§ PROBLEM TO WORK ON:
Lines that hold the word "مرحله" should be located and copied.

··· GIVEN DATA ···

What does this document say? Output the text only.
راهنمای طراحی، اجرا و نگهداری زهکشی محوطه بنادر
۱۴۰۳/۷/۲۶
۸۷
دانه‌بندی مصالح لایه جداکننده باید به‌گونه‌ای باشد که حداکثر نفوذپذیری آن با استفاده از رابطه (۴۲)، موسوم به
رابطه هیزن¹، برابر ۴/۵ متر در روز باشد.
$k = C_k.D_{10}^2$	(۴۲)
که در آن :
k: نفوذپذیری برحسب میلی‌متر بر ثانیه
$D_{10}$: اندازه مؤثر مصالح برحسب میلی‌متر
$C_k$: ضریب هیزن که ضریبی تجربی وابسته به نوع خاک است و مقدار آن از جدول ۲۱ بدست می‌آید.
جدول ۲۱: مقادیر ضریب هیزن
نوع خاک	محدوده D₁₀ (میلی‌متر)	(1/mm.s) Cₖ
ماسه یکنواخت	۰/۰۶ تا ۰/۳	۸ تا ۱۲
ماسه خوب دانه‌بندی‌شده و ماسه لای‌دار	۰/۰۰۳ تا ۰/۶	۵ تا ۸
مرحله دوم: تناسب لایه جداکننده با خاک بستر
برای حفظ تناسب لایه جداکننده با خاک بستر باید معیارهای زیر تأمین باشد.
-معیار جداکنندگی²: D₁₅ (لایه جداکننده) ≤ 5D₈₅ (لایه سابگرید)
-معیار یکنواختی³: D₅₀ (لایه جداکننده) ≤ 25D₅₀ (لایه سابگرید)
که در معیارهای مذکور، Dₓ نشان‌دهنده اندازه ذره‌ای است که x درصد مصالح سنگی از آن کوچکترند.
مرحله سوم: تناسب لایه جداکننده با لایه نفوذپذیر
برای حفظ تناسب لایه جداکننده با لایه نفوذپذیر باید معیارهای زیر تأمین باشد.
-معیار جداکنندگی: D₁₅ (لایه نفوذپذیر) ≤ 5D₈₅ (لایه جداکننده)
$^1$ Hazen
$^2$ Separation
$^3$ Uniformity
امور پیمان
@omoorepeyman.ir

···

§ WRITTEN RESPONSE:
مرحله دوم: تناسب لایه جداکننده با خاک بستر
مرحله سوم: تناسب لایه جداکننده با لایه نفوذپذیر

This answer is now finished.